What you need to do:
Write out the entire listing below exactly, with the pictures left out.

--------------------

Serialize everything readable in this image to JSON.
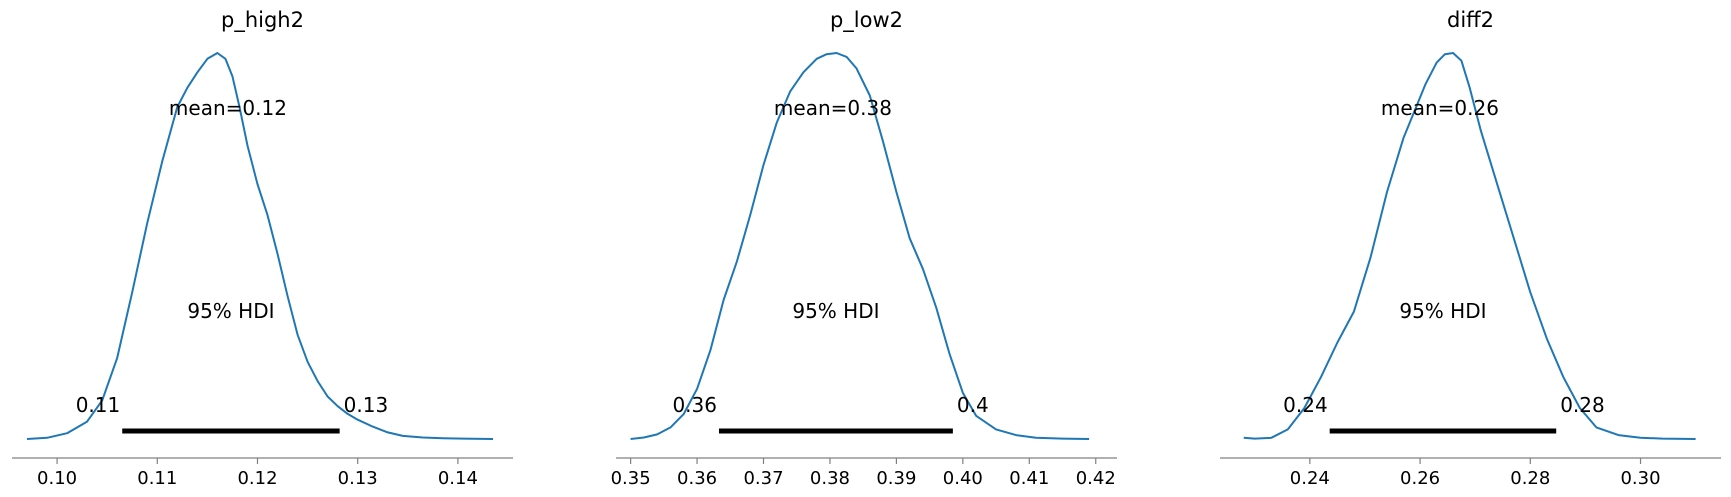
{
  "chart_data": [
    {
      "type": "area",
      "title": "p_high2",
      "xlim": [
        0.0955,
        0.1455
      ],
      "xticks": [
        0.1,
        0.11,
        0.12,
        0.13,
        0.14
      ],
      "xtick_labels": [
        "0.10",
        "0.11",
        "0.12",
        "0.13",
        "0.14"
      ],
      "curve": {
        "x": [
          0.097,
          0.099,
          0.101,
          0.103,
          0.1045,
          0.106,
          0.1075,
          0.109,
          0.1105,
          0.112,
          0.113,
          0.114,
          0.115,
          0.116,
          0.1168,
          0.1175,
          0.1182,
          0.119,
          0.12,
          0.121,
          0.122,
          0.123,
          0.124,
          0.125,
          0.126,
          0.127,
          0.128,
          0.129,
          0.13,
          0.1315,
          0.133,
          0.1345,
          0.1365,
          0.1385,
          0.1405,
          0.1435
        ],
        "y": [
          0.0,
          0.003,
          0.015,
          0.045,
          0.1,
          0.21,
          0.38,
          0.56,
          0.72,
          0.86,
          0.91,
          0.95,
          0.985,
          1.0,
          0.985,
          0.94,
          0.86,
          0.76,
          0.66,
          0.58,
          0.48,
          0.37,
          0.27,
          0.2,
          0.15,
          0.11,
          0.085,
          0.065,
          0.05,
          0.032,
          0.017,
          0.008,
          0.004,
          0.002,
          0.001,
          0.0
        ]
      },
      "mean_label": "mean=0.12",
      "hdi_label": "95% HDI",
      "hdi": [
        0.1065,
        0.1282
      ],
      "hdi_low_label": "0.11",
      "hdi_high_label": "0.13"
    },
    {
      "type": "area",
      "title": "p_low2",
      "xlim": [
        0.3478,
        0.4232
      ],
      "xticks": [
        0.35,
        0.36,
        0.37,
        0.38,
        0.39,
        0.4,
        0.41,
        0.42
      ],
      "xtick_labels": [
        "0.35",
        "0.36",
        "0.37",
        "0.38",
        "0.39",
        "0.40",
        "0.41",
        "0.42"
      ],
      "curve": {
        "x": [
          0.35,
          0.352,
          0.354,
          0.356,
          0.358,
          0.36,
          0.362,
          0.364,
          0.366,
          0.368,
          0.37,
          0.372,
          0.374,
          0.376,
          0.378,
          0.3795,
          0.381,
          0.3825,
          0.384,
          0.386,
          0.388,
          0.39,
          0.392,
          0.394,
          0.396,
          0.398,
          0.4,
          0.402,
          0.405,
          0.408,
          0.411,
          0.415,
          0.419
        ],
        "y": [
          0.0,
          0.004,
          0.012,
          0.03,
          0.065,
          0.13,
          0.23,
          0.36,
          0.46,
          0.58,
          0.71,
          0.82,
          0.9,
          0.95,
          0.985,
          0.997,
          1.0,
          0.99,
          0.96,
          0.89,
          0.77,
          0.64,
          0.52,
          0.44,
          0.34,
          0.22,
          0.12,
          0.06,
          0.025,
          0.01,
          0.003,
          0.001,
          0.0
        ]
      },
      "mean_label": "mean=0.38",
      "hdi_label": "95% HDI",
      "hdi": [
        0.3633,
        0.3985
      ],
      "hdi_low_label": "0.36",
      "hdi_high_label": "0.4"
    },
    {
      "type": "area",
      "title": "diff2",
      "xlim": [
        0.2237,
        0.3146
      ],
      "xticks": [
        0.24,
        0.26,
        0.28,
        0.3
      ],
      "xtick_labels": [
        "0.24",
        "0.26",
        "0.28",
        "0.30"
      ],
      "curve": {
        "x": [
          0.228,
          0.23,
          0.233,
          0.236,
          0.239,
          0.242,
          0.245,
          0.248,
          0.251,
          0.254,
          0.257,
          0.259,
          0.261,
          0.263,
          0.2645,
          0.266,
          0.2675,
          0.269,
          0.271,
          0.274,
          0.277,
          0.28,
          0.283,
          0.286,
          0.289,
          0.292,
          0.296,
          0.3,
          0.304,
          0.31
        ],
        "y": [
          0.003,
          0.001,
          0.003,
          0.025,
          0.08,
          0.16,
          0.25,
          0.33,
          0.47,
          0.64,
          0.78,
          0.85,
          0.92,
          0.975,
          0.997,
          1.0,
          0.98,
          0.91,
          0.8,
          0.66,
          0.52,
          0.38,
          0.26,
          0.16,
          0.08,
          0.03,
          0.01,
          0.003,
          0.001,
          0.0
        ]
      },
      "mean_label": "mean=0.26",
      "hdi_label": "95% HDI",
      "hdi": [
        0.2436,
        0.2847
      ],
      "hdi_low_label": "0.24",
      "hdi_high_label": "0.28"
    }
  ],
  "colors": {
    "curve": "#1f77b4",
    "hdi": "#000000",
    "axis": "#808080",
    "text": "#000000"
  }
}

--------------------

Task output:
Serialize everything readable in this image to JSON.
{
  "chart_data": [
    {
      "type": "area",
      "title": "p_high2",
      "xlim": [
        0.0955,
        0.1455
      ],
      "xticks": [
        0.1,
        0.11,
        0.12,
        0.13,
        0.14
      ],
      "xtick_labels": [
        "0.10",
        "0.11",
        "0.12",
        "0.13",
        "0.14"
      ],
      "curve": {
        "x": [
          0.097,
          0.099,
          0.101,
          0.103,
          0.1045,
          0.106,
          0.1075,
          0.109,
          0.1105,
          0.112,
          0.113,
          0.114,
          0.115,
          0.116,
          0.1168,
          0.1175,
          0.1182,
          0.119,
          0.12,
          0.121,
          0.122,
          0.123,
          0.124,
          0.125,
          0.126,
          0.127,
          0.128,
          0.129,
          0.13,
          0.1315,
          0.133,
          0.1345,
          0.1365,
          0.1385,
          0.1405,
          0.1435
        ],
        "y": [
          0.0,
          0.003,
          0.015,
          0.045,
          0.1,
          0.21,
          0.38,
          0.56,
          0.72,
          0.86,
          0.91,
          0.95,
          0.985,
          1.0,
          0.985,
          0.94,
          0.86,
          0.76,
          0.66,
          0.58,
          0.48,
          0.37,
          0.27,
          0.2,
          0.15,
          0.11,
          0.085,
          0.065,
          0.05,
          0.032,
          0.017,
          0.008,
          0.004,
          0.002,
          0.001,
          0.0
        ]
      },
      "mean_label": "mean=0.12",
      "hdi_label": "95% HDI",
      "hdi": [
        0.1065,
        0.1282
      ],
      "hdi_low_label": "0.11",
      "hdi_high_label": "0.13"
    },
    {
      "type": "area",
      "title": "p_low2",
      "xlim": [
        0.3478,
        0.4232
      ],
      "xticks": [
        0.35,
        0.36,
        0.37,
        0.38,
        0.39,
        0.4,
        0.41,
        0.42
      ],
      "xtick_labels": [
        "0.35",
        "0.36",
        "0.37",
        "0.38",
        "0.39",
        "0.40",
        "0.41",
        "0.42"
      ],
      "curve": {
        "x": [
          0.35,
          0.352,
          0.354,
          0.356,
          0.358,
          0.36,
          0.362,
          0.364,
          0.366,
          0.368,
          0.37,
          0.372,
          0.374,
          0.376,
          0.378,
          0.3795,
          0.381,
          0.3825,
          0.384,
          0.386,
          0.388,
          0.39,
          0.392,
          0.394,
          0.396,
          0.398,
          0.4,
          0.402,
          0.405,
          0.408,
          0.411,
          0.415,
          0.419
        ],
        "y": [
          0.0,
          0.004,
          0.012,
          0.03,
          0.065,
          0.13,
          0.23,
          0.36,
          0.46,
          0.58,
          0.71,
          0.82,
          0.9,
          0.95,
          0.985,
          0.997,
          1.0,
          0.99,
          0.96,
          0.89,
          0.77,
          0.64,
          0.52,
          0.44,
          0.34,
          0.22,
          0.12,
          0.06,
          0.025,
          0.01,
          0.003,
          0.001,
          0.0
        ]
      },
      "mean_label": "mean=0.38",
      "hdi_label": "95% HDI",
      "hdi": [
        0.3633,
        0.3985
      ],
      "hdi_low_label": "0.36",
      "hdi_high_label": "0.4"
    },
    {
      "type": "area",
      "title": "diff2",
      "xlim": [
        0.2237,
        0.3146
      ],
      "xticks": [
        0.24,
        0.26,
        0.28,
        0.3
      ],
      "xtick_labels": [
        "0.24",
        "0.26",
        "0.28",
        "0.30"
      ],
      "curve": {
        "x": [
          0.228,
          0.23,
          0.233,
          0.236,
          0.239,
          0.242,
          0.245,
          0.248,
          0.251,
          0.254,
          0.257,
          0.259,
          0.261,
          0.263,
          0.2645,
          0.266,
          0.2675,
          0.269,
          0.271,
          0.274,
          0.277,
          0.28,
          0.283,
          0.286,
          0.289,
          0.292,
          0.296,
          0.3,
          0.304,
          0.31
        ],
        "y": [
          0.003,
          0.001,
          0.003,
          0.025,
          0.08,
          0.16,
          0.25,
          0.33,
          0.47,
          0.64,
          0.78,
          0.85,
          0.92,
          0.975,
          0.997,
          1.0,
          0.98,
          0.91,
          0.8,
          0.66,
          0.52,
          0.38,
          0.26,
          0.16,
          0.08,
          0.03,
          0.01,
          0.003,
          0.001,
          0.0
        ]
      },
      "mean_label": "mean=0.26",
      "hdi_label": "95% HDI",
      "hdi": [
        0.2436,
        0.2847
      ],
      "hdi_low_label": "0.24",
      "hdi_high_label": "0.28"
    }
  ],
  "colors": {
    "curve": "#1f77b4",
    "hdi": "#000000",
    "axis": "#808080",
    "text": "#000000"
  }
}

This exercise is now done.